**AVAILABLE DATA:**
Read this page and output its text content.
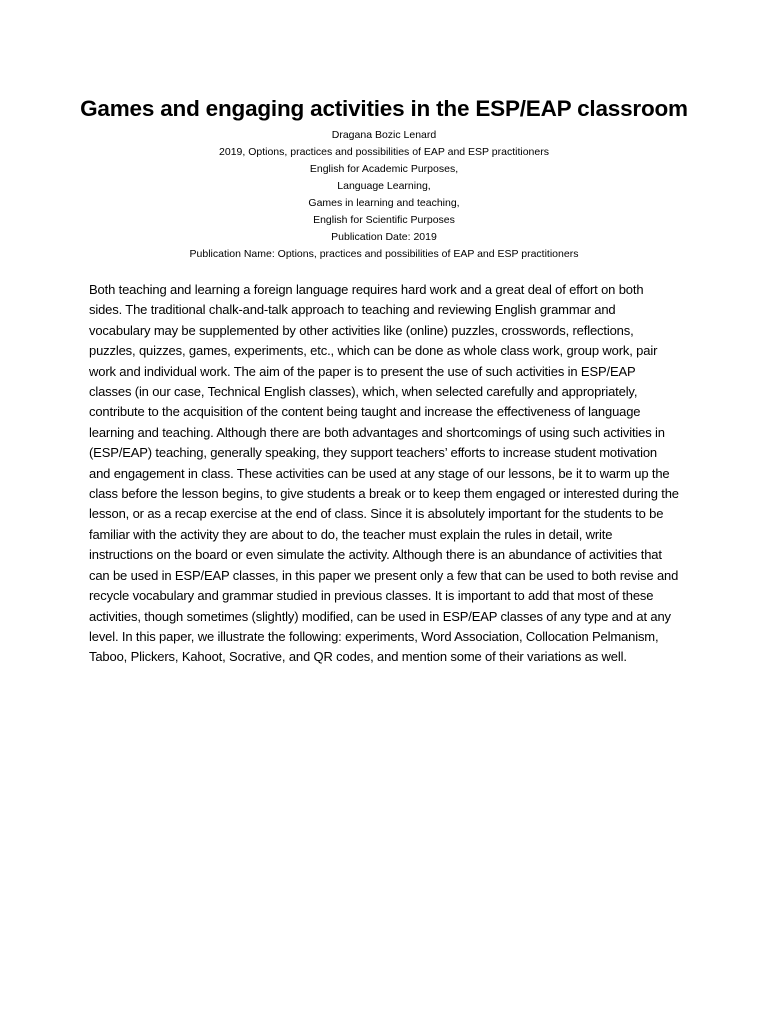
Games and engaging activities in the ESP/EAP classroom
Dragana Bozic Lenard
2019, Options, practices and possibilities of EAP and ESP practitioners
English for Academic Purposes,
Language Learning,
Games in learning and teaching,
English for Scientific Purposes
Publication Date: 2019
Publication Name: Options, practices and possibilities of EAP and ESP practitioners

Both teaching and learning a foreign language requires hard work and a great deal of effort on both sides. The traditional chalk-and-talk approach to teaching and reviewing English grammar and vocabulary may be supplemented by other activities like (online) puzzles, crosswords, reflections, puzzles, quizzes, games, experiments, etc., which can be done as whole class work, group work, pair work and individual work. The aim of the paper is to present the use of such activities in ESP/EAP classes (in our case, Technical English classes), which, when selected carefully and appropriately, contribute to the acquisition of the content being taught and increase the effectiveness of language learning and teaching. Although there are both advantages and shortcomings of using such activities in (ESP/EAP) teaching, generally speaking, they support teachers’ efforts to increase student motivation and engagement in class. These activities can be used at any stage of our lessons, be it to warm up the class before the lesson begins, to give students a break or to keep them engaged or interested during the lesson, or as a recap exercise at the end of class. Since it is absolutely important for the students to be familiar with the activity they are about to do, the teacher must explain the rules in detail, write instructions on the board or even simulate the activity. Although there is an abundance of activities that can be used in ESP/EAP classes, in this paper we present only a few that can be used to both revise and recycle vocabulary and grammar studied in previous classes. It is important to add that most of these activities, though sometimes (slightly) modified, can be used in ESP/EAP classes of any type and at any level. In this paper, we illustrate the following: experiments, Word Association, Collocation Pelmanism, Taboo, Plickers, Kahoot, Socrative, and QR codes, and mention some of their variations as well.
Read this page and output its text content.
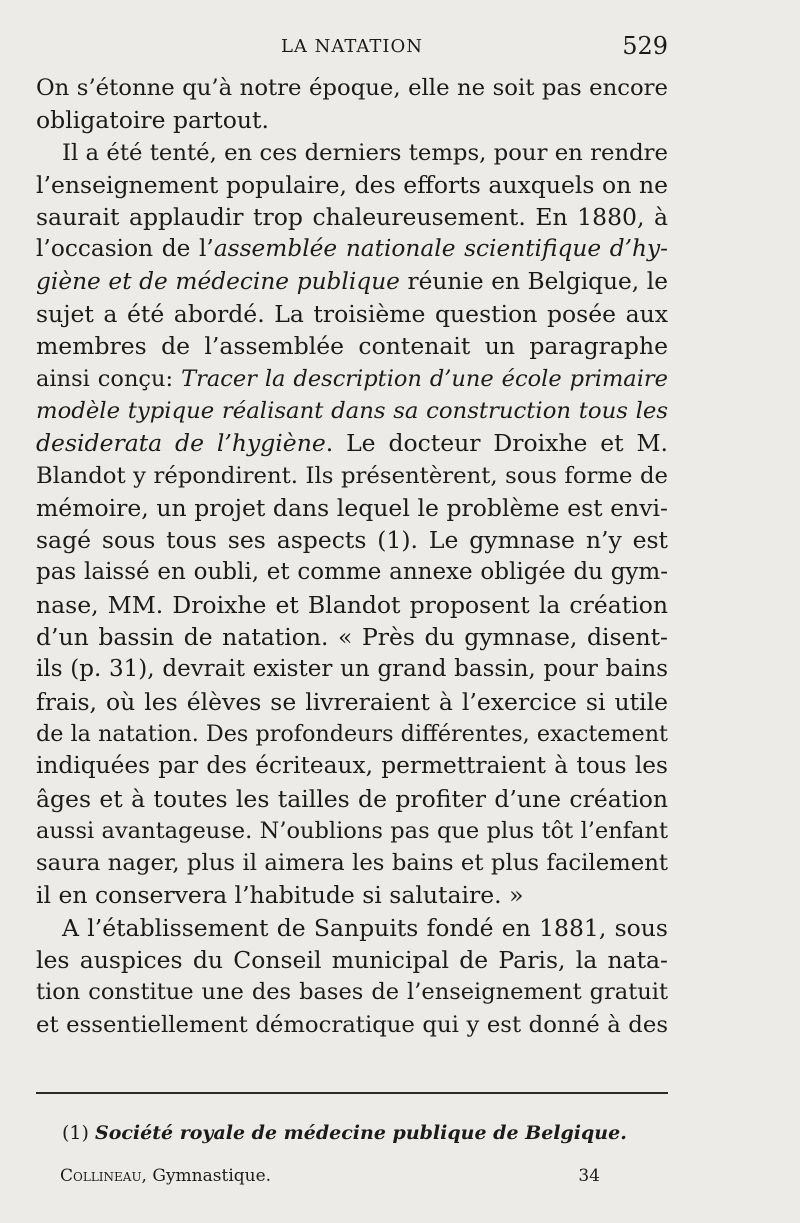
LA NATATION	529
On s’étonne qu’à notre époque, elle ne soit pas encore
obligatoire partout.
Il a été tenté, en ces derniers temps, pour en rendre
l’enseignement populaire, des efforts auxquels on ne
saurait applaudir trop chaleureusement. En 1880, à
l’occasion de l’assemblée nationale scientifique d’hy-
giène et de médecine publique réunie en Belgique, le
sujet a été abordé. La troisième question posée aux
membres de l’assemblée contenait un paragraphe
ainsi conçu: Tracer la description d’une école primaire
modèle typique réalisant dans sa construction tous les
desiderata de l’hygiène. Le docteur Droixhe et M.
Blandot y répondirent. Ils présentèrent, sous forme de
mémoire, un projet dans lequel le problème est envi-
sagé sous tous ses aspects (1). Le gymnase n’y est
pas laissé en oubli, et comme annexe obligée du gym-
nase, MM. Droixhe et Blandot proposent la création
d’un bassin de natation. « Près du gymnase, disent-
ils (p. 31), devrait exister un grand bassin, pour bains
frais, où les élèves se livreraient à l’exercice si utile
de la natation. Des profondeurs différentes, exactement
indiquées par des écriteaux, permettraient à tous les
âges et à toutes les tailles de profiter d’une création
aussi avantageuse. N’oublions pas que plus tôt l’enfant
saura nager, plus il aimera les bains et plus facilement
il en conservera l’habitude si salutaire. »
A l’établissement de Sanpuits fondé en 1881, sous
les auspices du Conseil municipal de Paris, la nata-
tion constitue une des bases de l’enseignement gratuit
et essentiellement démocratique qui y est donné à des
(1) Société royale de médecine publique de Belgique.
Collineau, Gymnastique.	34
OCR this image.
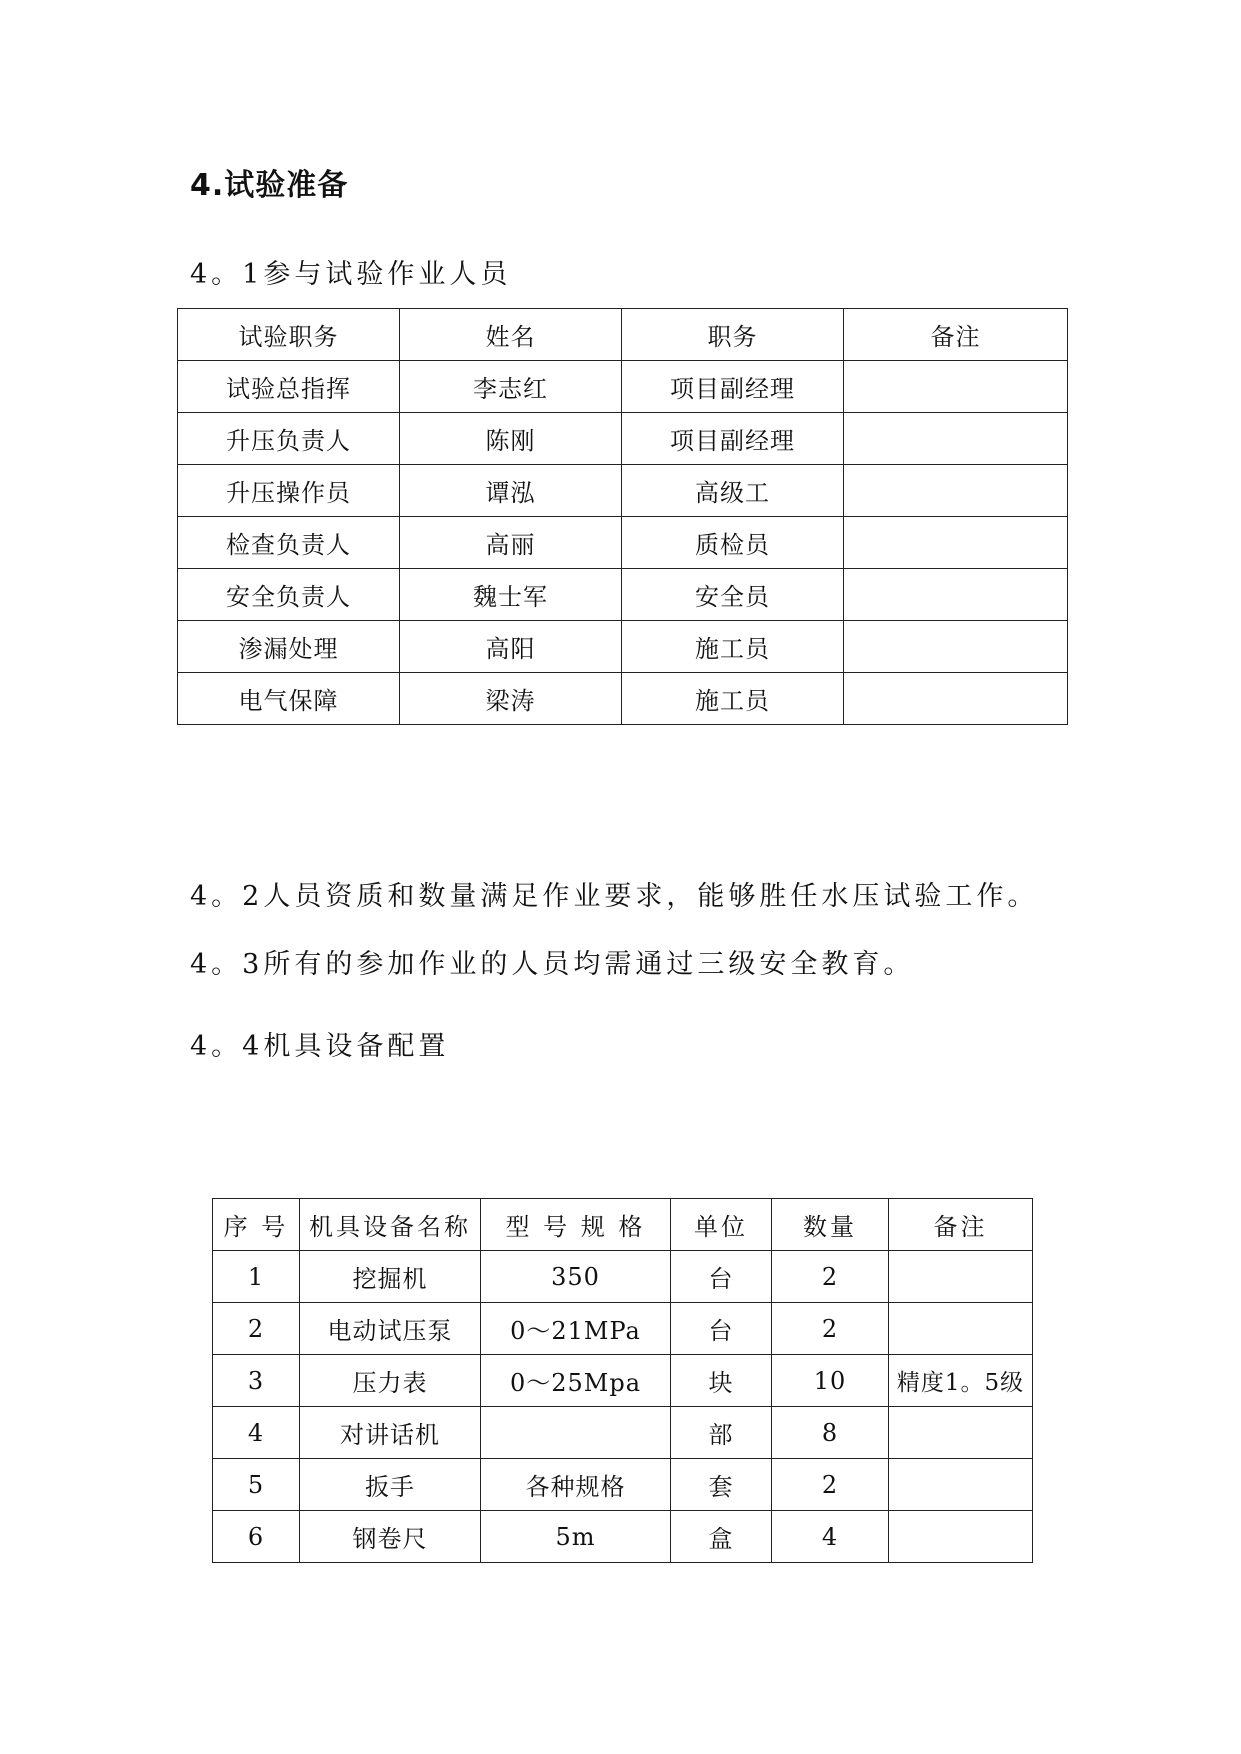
4.试验准备
4。1参与试验作业人员
试验职务	姓名	职务	备注
试验总指挥	李志红	项目副经理	
升压负责人	陈刚	项目副经理	
升压操作员	谭泓	高级工	
检查负责人	高丽	质检员	
安全负责人	魏士军	安全员	
渗漏处理	高阳	施工员	
电气保障	梁涛	施工员	
4。2人员资质和数量满足作业要求，能够胜任水压试验工作。
4。3所有的参加作业的人员均需通过三级安全教育。
4。4机具设备配置
序 号	机具设备名称	型 号 规 格	单位	数量	备注
1	挖掘机	350	台	2	
2	电动试压泵	0～21MPa	台	2	
3	压力表	0～25Mpa	块	10	精度1。5级
4	对讲话机		部	8	
5	扳手	各种规格	套	2	
6	钢卷尺	5m	盒	4	
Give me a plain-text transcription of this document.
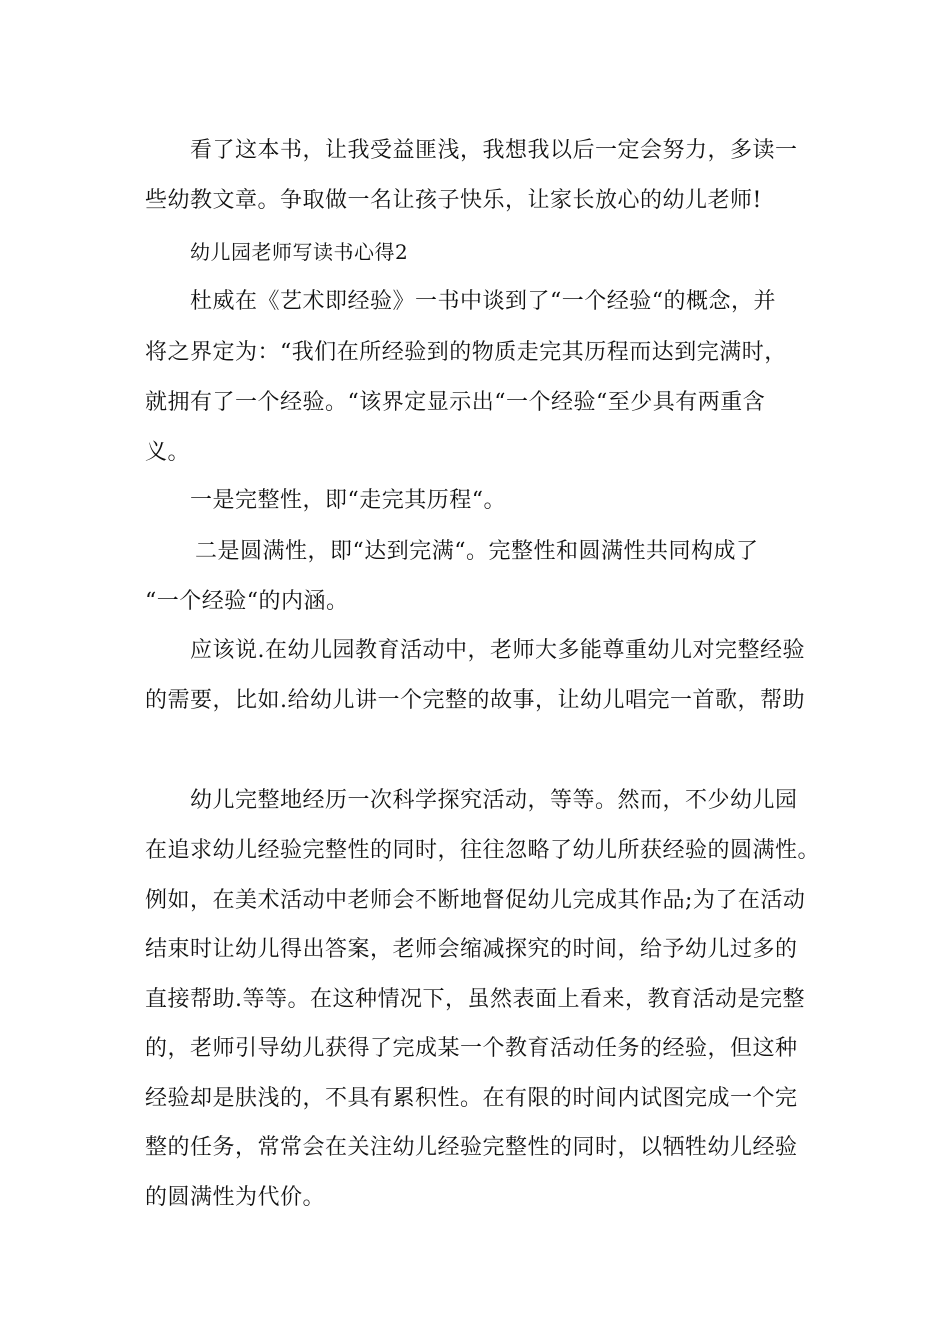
看了这本书，让我受益匪浅，我想我以后一定会努力，多读一
些幼教文章。争取做一名让孩子快乐，让家长放心的幼儿老师!
幼儿园老师写读书心得2
杜威在《艺术即经验》一书中谈到了“一个经验“的概念，并
将之界定为：“我们在所经验到的物质走完其历程而达到完满时，
就拥有了一个经验。“该界定显示出“一个经验“至少具有两重含
义。
一是完整性，即“走完其历程“。
二是圆满性，即“达到完满“。完整性和圆满性共同构成了
“一个经验“的内涵。
应该说.在幼儿园教育活动中，老师大多能尊重幼儿对完整经验
的需要，比如.给幼儿讲一个完整的故事，让幼儿唱完一首歌，帮助
幼儿完整地经历一次科学探究活动，等等。然而，不少幼儿园
在追求幼儿经验完整性的同时，往往忽略了幼儿所获经验的圆满性。
例如，在美术活动中老师会不断地督促幼儿完成其作品;为了在活动
结束时让幼儿得出答案，老师会缩减探究的时间，给予幼儿过多的
直接帮助.等等。在这种情况下，虽然表面上看来，教育活动是完整
的，老师引导幼儿获得了完成某一个教育活动任务的经验，但这种
经验却是肤浅的，不具有累积性。在有限的时间内试图完成一个完
整的任务，常常会在关注幼儿经验完整性的同时，以牺牲幼儿经验
的圆满性为代价。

**EXERCISE BRIEF:**
Going through the data above, count the lines where the string "plus" appears, and answer with only that number.

**EXPECTED ANSWER:**
2